Request ::
Write out every line of the rows below as a JSON list of strings, one string per line, skipping any blank lines.

Listed entries ::
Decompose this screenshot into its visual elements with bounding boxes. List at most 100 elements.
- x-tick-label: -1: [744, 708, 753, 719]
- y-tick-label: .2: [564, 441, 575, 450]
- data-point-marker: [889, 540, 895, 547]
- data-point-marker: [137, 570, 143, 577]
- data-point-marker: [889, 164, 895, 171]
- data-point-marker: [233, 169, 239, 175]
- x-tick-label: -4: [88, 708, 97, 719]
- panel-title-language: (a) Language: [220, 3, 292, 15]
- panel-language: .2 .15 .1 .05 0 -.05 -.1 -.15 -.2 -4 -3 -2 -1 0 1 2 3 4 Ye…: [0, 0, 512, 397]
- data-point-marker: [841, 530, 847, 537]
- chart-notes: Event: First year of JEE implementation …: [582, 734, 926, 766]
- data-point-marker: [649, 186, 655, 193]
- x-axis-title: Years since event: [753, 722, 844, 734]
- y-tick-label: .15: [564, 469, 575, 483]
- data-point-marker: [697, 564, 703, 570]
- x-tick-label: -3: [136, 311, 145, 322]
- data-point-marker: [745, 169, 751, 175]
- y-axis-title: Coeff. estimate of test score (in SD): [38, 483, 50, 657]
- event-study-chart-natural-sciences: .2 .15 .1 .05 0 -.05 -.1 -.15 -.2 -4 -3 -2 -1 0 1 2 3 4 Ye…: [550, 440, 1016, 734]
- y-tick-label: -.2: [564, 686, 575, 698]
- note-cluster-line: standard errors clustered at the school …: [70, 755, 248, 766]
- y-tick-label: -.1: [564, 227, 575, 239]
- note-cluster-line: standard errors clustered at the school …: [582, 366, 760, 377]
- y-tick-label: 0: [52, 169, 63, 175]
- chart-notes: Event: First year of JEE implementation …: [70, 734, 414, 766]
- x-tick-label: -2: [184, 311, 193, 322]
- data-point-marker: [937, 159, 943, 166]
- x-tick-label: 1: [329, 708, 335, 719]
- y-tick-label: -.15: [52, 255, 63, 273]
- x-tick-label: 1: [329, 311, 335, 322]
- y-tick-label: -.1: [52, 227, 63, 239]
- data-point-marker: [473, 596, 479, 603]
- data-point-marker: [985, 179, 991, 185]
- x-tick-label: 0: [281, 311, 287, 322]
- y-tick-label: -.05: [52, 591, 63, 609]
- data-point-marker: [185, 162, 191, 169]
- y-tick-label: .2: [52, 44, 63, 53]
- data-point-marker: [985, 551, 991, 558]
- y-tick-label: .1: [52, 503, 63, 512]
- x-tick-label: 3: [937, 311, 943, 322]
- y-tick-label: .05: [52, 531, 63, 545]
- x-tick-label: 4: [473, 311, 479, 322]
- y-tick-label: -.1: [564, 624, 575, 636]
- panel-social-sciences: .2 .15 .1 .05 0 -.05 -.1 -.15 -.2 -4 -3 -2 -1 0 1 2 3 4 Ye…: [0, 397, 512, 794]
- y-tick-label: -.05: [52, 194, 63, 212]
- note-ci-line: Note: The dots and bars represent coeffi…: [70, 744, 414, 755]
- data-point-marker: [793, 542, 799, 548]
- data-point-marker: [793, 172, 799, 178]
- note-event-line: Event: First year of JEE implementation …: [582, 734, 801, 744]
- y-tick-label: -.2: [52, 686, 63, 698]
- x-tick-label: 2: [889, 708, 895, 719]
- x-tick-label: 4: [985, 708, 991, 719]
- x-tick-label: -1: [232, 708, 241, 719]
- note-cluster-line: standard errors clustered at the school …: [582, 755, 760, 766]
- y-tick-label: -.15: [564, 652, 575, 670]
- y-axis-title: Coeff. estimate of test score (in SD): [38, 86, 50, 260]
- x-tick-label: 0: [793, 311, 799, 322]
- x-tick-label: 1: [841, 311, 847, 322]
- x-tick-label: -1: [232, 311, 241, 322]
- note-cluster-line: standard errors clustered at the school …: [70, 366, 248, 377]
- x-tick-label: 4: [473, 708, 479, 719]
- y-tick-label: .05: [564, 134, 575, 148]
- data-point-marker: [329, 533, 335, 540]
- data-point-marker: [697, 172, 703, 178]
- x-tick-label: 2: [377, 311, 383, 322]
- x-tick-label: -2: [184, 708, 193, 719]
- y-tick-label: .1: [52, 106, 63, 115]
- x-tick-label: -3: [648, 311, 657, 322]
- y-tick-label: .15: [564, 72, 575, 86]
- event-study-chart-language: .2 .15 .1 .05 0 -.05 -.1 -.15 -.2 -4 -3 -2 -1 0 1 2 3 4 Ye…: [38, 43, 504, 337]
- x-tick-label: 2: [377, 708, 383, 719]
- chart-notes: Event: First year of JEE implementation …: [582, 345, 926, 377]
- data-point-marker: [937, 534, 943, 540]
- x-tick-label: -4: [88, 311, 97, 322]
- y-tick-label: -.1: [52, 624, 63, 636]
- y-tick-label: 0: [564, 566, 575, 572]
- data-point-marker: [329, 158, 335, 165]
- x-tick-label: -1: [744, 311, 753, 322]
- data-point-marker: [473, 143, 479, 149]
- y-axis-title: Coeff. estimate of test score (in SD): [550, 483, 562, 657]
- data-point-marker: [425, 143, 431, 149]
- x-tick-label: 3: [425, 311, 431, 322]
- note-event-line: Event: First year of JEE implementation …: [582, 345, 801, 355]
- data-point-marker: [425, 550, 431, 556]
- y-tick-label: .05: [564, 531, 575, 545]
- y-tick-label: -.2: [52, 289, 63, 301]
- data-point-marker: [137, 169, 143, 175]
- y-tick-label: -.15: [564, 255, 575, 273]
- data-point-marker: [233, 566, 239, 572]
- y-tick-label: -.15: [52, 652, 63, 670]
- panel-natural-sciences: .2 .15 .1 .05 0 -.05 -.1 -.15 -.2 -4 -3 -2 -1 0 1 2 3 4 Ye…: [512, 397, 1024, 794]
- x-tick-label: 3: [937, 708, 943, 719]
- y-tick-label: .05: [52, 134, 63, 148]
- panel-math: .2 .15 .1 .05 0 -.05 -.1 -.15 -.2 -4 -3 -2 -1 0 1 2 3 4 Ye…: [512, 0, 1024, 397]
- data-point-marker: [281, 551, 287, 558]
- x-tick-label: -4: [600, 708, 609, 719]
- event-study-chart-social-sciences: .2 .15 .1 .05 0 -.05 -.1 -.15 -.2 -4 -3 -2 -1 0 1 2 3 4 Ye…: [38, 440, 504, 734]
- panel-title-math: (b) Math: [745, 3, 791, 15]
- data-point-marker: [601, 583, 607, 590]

Finished exercise ::
[
  "Decompose this screenshot into its visual elements with bounding boxes. List at most 100 elements.",
  "- x-tick-label: -1: [744, 708, 753, 719]",
  "- y-tick-label: .2: [564, 441, 575, 450]",
  "- data-point-marker: [889, 540, 895, 547]",
  "- data-point-marker: [137, 570, 143, 577]",
  "- data-point-marker: [889, 164, 895, 171]",
  "- data-point-marker: [233, 169, 239, 175]",
  "- x-tick-label: -4: [88, 708, 97, 719]",
  "- panel-title-language: (a) Language: [220, 3, 292, 15]",
  "- panel-language: .2 .15 .1 .05 0 -.05 -.1 -.15 -.2 -4 -3 -2 -1 0 1 2 3 4 Ye…: [0, 0, 512, 397]",
  "- data-point-marker: [841, 530, 847, 537]",
  "- chart-notes: Event: First year of JEE implementation …: [582, 734, 926, 766]",
  "- data-point-marker: [649, 186, 655, 193]",
  "- x-axis-title: Years since event: [753, 722, 844, 734]",
  "- y-tick-label: .15: [564, 469, 575, 483]",
  "- data-point-marker: [697, 564, 703, 570]",
  "- x-tick-label: -3: [136, 311, 145, 322]",
  "- data-point-marker: [745, 169, 751, 175]",
  "- y-axis-title: Coeff. estimate of test score (in SD): [38, 483, 50, 657]",
  "- event-study-chart-natural-sciences: .2 .15 .1 .05 0 -.05 -.1 -.15 -.2 -4 -3 -2 -1 0 1 2 3 4 Ye…: [550, 440, 1016, 734]",
  "- y-tick-label: -.2: [564, 686, 575, 698]",
  "- note-cluster-line: standard errors clustered at the school …: [70, 755, 248, 766]",
  "- y-tick-label: -.1: [564, 227, 575, 239]",
  "- note-cluster-line: standard errors clustered at the school …: [582, 366, 760, 377]",
  "- y-tick-label: 0: [52, 169, 63, 175]",
  "- chart-notes: Event: First year of JEE implementation …: [70, 734, 414, 766]",
  "- x-tick-label: -2: [184, 311, 193, 322]",
  "- data-point-marker: [937, 159, 943, 166]",
  "- x-tick-label: 1: [329, 708, 335, 719]",
  "- y-tick-label: -.15: [52, 255, 63, 273]",
  "- x-tick-label: 1: [329, 311, 335, 322]",
  "- y-tick-label: -.1: [52, 227, 63, 239]",
  "- data-point-marker: [473, 596, 479, 603]",
  "- data-point-marker: [985, 179, 991, 185]",
  "- x-tick-label: 0: [281, 311, 287, 322]",
  "- y-tick-label: -.05: [52, 591, 63, 609]",
  "- data-point-marker: [185, 162, 191, 169]",
  "- y-tick-label: .2: [52, 44, 63, 53]",
  "- data-point-marker: [985, 551, 991, 558]",
  "- y-tick-label: .1: [52, 503, 63, 512]",
  "- x-tick-label: 3: [937, 311, 943, 322]",
  "- y-tick-label: .05: [52, 531, 63, 545]",
  "- x-tick-label: 4: [473, 311, 479, 322]",
  "- y-tick-label: -.1: [564, 624, 575, 636]",
  "- panel-social-sciences: .2 .15 .1 .05 0 -.05 -.1 -.15 -.2 -4 -3 -2 -1 0 1 2 3 4 Ye…: [0, 397, 512, 794]",
  "- y-tick-label: -.05: [52, 194, 63, 212]",
  "- note-ci-line: Note: The dots and bars represent coeffi…: [70, 744, 414, 755]",
  "- data-point-marker: [793, 542, 799, 548]",
  "- data-point-marker: [793, 172, 799, 178]",
  "- note-event-line: Event: First year of JEE implementation …: [582, 734, 801, 744]",
  "- y-tick-label: -.2: [52, 686, 63, 698]",
  "- x-tick-label: 2: [889, 708, 895, 719]",
  "- x-tick-label: 4: [985, 708, 991, 719]",
  "- x-tick-label: -1: [232, 708, 241, 719]",
  "- note-cluster-line: standard errors clustered at the school …: [582, 755, 760, 766]",
  "- y-tick-label: -.15: [564, 652, 575, 670]",
  "- y-axis-title: Coeff. estimate of test score (in SD): [38, 86, 50, 260]",
  "- x-tick-label: 0: [793, 311, 799, 322]",
  "- x-tick-label: 1: [841, 311, 847, 322]",
  "- x-tick-label: -1: [232, 311, 241, 322]",
  "- note-cluster-line: standard errors clustered at the school …: [70, 366, 248, 377]",
  "- x-tick-label: 4: [473, 708, 479, 719]",
  "- y-tick-label: .05: [564, 134, 575, 148]",
  "- data-point-marker: [329, 533, 335, 540]",
  "- data-point-marker: [697, 172, 703, 178]",
  "- x-tick-label: 2: [377, 311, 383, 322]",
  "- x-tick-label: -2: [184, 708, 193, 719]",
  "- y-tick-label: .1: [52, 106, 63, 115]",
  "- x-tick-label: -3: [648, 311, 657, 322]",
  "- y-tick-label: .15: [564, 72, 575, 86]",
  "- event-study-chart-language: .2 .15 .1 .05 0 -.05 -.1 -.15 -.2 -4 -3 -2 -1 0 1 2 3 4 Ye…: [38, 43, 504, 337]",
  "- x-tick-label: 2: [377, 708, 383, 719]",
  "- chart-notes: Event: First year of JEE implementation …: [582, 345, 926, 377]",
  "- data-point-marker: [937, 534, 943, 540]",
  "- x-tick-label: -4: [88, 311, 97, 322]",
  "- y-tick-label: -.1: [52, 624, 63, 636]",
  "- y-tick-label: 0: [564, 566, 575, 572]",
  "- data-point-marker: [329, 158, 335, 165]",
  "- x-tick-label: -1: [744, 311, 753, 322]",
  "- data-point-marker: [473, 143, 479, 149]",
  "- y-axis-title: Coeff. estimate of test score (in SD): [550, 483, 562, 657]",
  "- data-point-marker: [425, 143, 431, 149]",
  "- x-tick-label: 3: [425, 311, 431, 322]",
  "- note-event-line: Event: First year of JEE implementation …: [582, 345, 801, 355]",
  "- data-point-marker: [425, 550, 431, 556]",
  "- y-tick-label: .05: [564, 531, 575, 545]",
  "- y-tick-label: -.2: [52, 289, 63, 301]",
  "- data-point-marker: [137, 169, 143, 175]",
  "- y-tick-label: -.15: [564, 255, 575, 273]",
  "- data-point-marker: [233, 566, 239, 572]",
  "- y-tick-label: -.15: [52, 652, 63, 670]",
  "- panel-natural-sciences: .2 .15 .1 .05 0 -.05 -.1 -.15 -.2 -4 -3 -2 -1 0 1 2 3 4 Ye…: [512, 397, 1024, 794]",
  "- x-tick-label: 3: [937, 708, 943, 719]",
  "- y-tick-label: .05: [52, 134, 63, 148]",
  "- panel-math: .2 .15 .1 .05 0 -.05 -.1 -.15 -.2 -4 -3 -2 -1 0 1 2 3 4 Ye…: [512, 0, 1024, 397]",
  "- data-point-marker: [281, 551, 287, 558]",
  "- x-tick-label: -4: [600, 708, 609, 719]",
  "- event-study-chart-social-sciences: .2 .15 .1 .05 0 -.05 -.1 -.15 -.2 -4 -3 -2 -1 0 1 2 3 4 Ye…: [38, 440, 504, 734]",
  "- panel-title-math: (b) Math: [745, 3, 791, 15]",
  "- data-point-marker: [601, 583, 607, 590]"
]